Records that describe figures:

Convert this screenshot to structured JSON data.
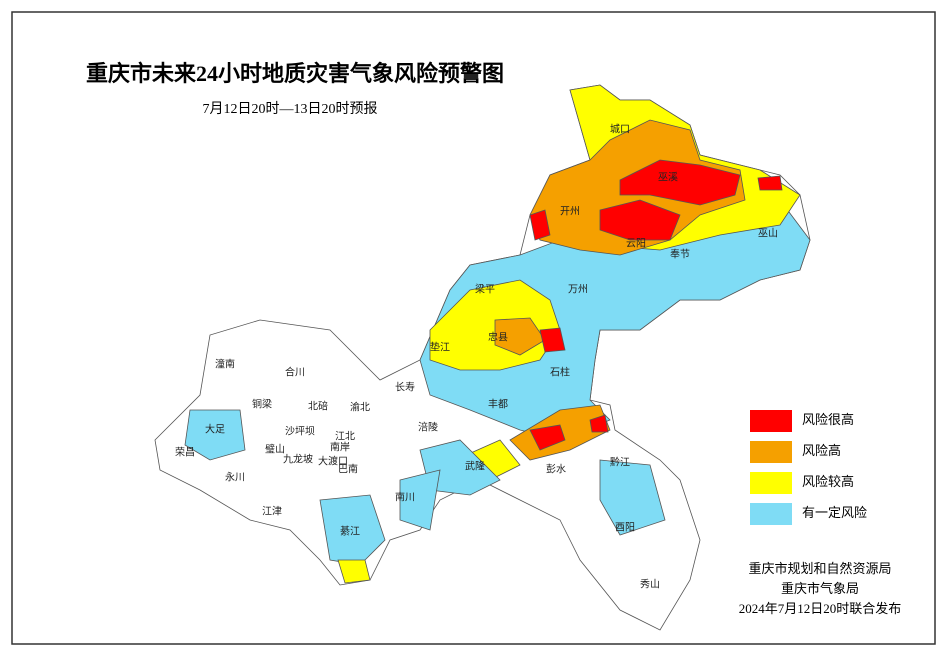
{
  "title": "重庆市未来24小时地质灾害气象风险预警图",
  "subtitle": "7月12日20时—13日20时预报",
  "districts": [
    {
      "name": "城口"
    },
    {
      "name": "巫溪"
    },
    {
      "name": "开州"
    },
    {
      "name": "云阳"
    },
    {
      "name": "奉节"
    },
    {
      "name": "巫山"
    },
    {
      "name": "万州"
    },
    {
      "name": "梁平"
    },
    {
      "name": "垫江"
    },
    {
      "name": "忠县"
    },
    {
      "name": "石柱"
    },
    {
      "name": "长寿"
    },
    {
      "name": "丰都"
    },
    {
      "name": "潼南"
    },
    {
      "name": "合川"
    },
    {
      "name": "铜梁"
    },
    {
      "name": "北碚"
    },
    {
      "name": "渝北"
    },
    {
      "name": "大足"
    },
    {
      "name": "璧山"
    },
    {
      "name": "沙坪坝"
    },
    {
      "name": "江北"
    },
    {
      "name": "涪陵"
    },
    {
      "name": "荣昌"
    },
    {
      "name": "九龙坡"
    },
    {
      "name": "南岸"
    },
    {
      "name": "大渡口"
    },
    {
      "name": "巴南"
    },
    {
      "name": "永川"
    },
    {
      "name": "武隆"
    },
    {
      "name": "彭水"
    },
    {
      "name": "黔江"
    },
    {
      "name": "江津"
    },
    {
      "name": "南川"
    },
    {
      "name": "綦江"
    },
    {
      "name": "酉阳"
    },
    {
      "name": "秀山"
    }
  ],
  "legend": [
    {
      "label": "风险很高",
      "color": "#ff0000"
    },
    {
      "label": "风险高",
      "color": "#f5a000"
    },
    {
      "label": "风险较高",
      "color": "#ffff00"
    },
    {
      "label": "有一定风险",
      "color": "#7fdcf5"
    }
  ],
  "publishers": [
    "重庆市规划和自然资源局",
    "重庆市气象局",
    "2024年7月12日20时联合发布"
  ]
}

REQUIRED TASK. Retype the listing exactly. Pictures do not belong in the copy.

SOLUTION TO THE EXERCISE.
Convert this screenshot to structured JSON data.
{
  "title": "重庆市未来24小时地质灾害气象风险预警图",
  "subtitle": "7月12日20时—13日20时预报",
  "districts": [
    {
      "name": "城口"
    },
    {
      "name": "巫溪"
    },
    {
      "name": "开州"
    },
    {
      "name": "云阳"
    },
    {
      "name": "奉节"
    },
    {
      "name": "巫山"
    },
    {
      "name": "万州"
    },
    {
      "name": "梁平"
    },
    {
      "name": "垫江"
    },
    {
      "name": "忠县"
    },
    {
      "name": "石柱"
    },
    {
      "name": "长寿"
    },
    {
      "name": "丰都"
    },
    {
      "name": "潼南"
    },
    {
      "name": "合川"
    },
    {
      "name": "铜梁"
    },
    {
      "name": "北碚"
    },
    {
      "name": "渝北"
    },
    {
      "name": "大足"
    },
    {
      "name": "璧山"
    },
    {
      "name": "沙坪坝"
    },
    {
      "name": "江北"
    },
    {
      "name": "涪陵"
    },
    {
      "name": "荣昌"
    },
    {
      "name": "九龙坡"
    },
    {
      "name": "南岸"
    },
    {
      "name": "大渡口"
    },
    {
      "name": "巴南"
    },
    {
      "name": "永川"
    },
    {
      "name": "武隆"
    },
    {
      "name": "彭水"
    },
    {
      "name": "黔江"
    },
    {
      "name": "江津"
    },
    {
      "name": "南川"
    },
    {
      "name": "綦江"
    },
    {
      "name": "酉阳"
    },
    {
      "name": "秀山"
    }
  ],
  "legend": [
    {
      "label": "风险很高",
      "color": "#ff0000"
    },
    {
      "label": "风险高",
      "color": "#f5a000"
    },
    {
      "label": "风险较高",
      "color": "#ffff00"
    },
    {
      "label": "有一定风险",
      "color": "#7fdcf5"
    }
  ],
  "publishers": [
    "重庆市规划和自然资源局",
    "重庆市气象局",
    "2024年7月12日20时联合发布"
  ]
}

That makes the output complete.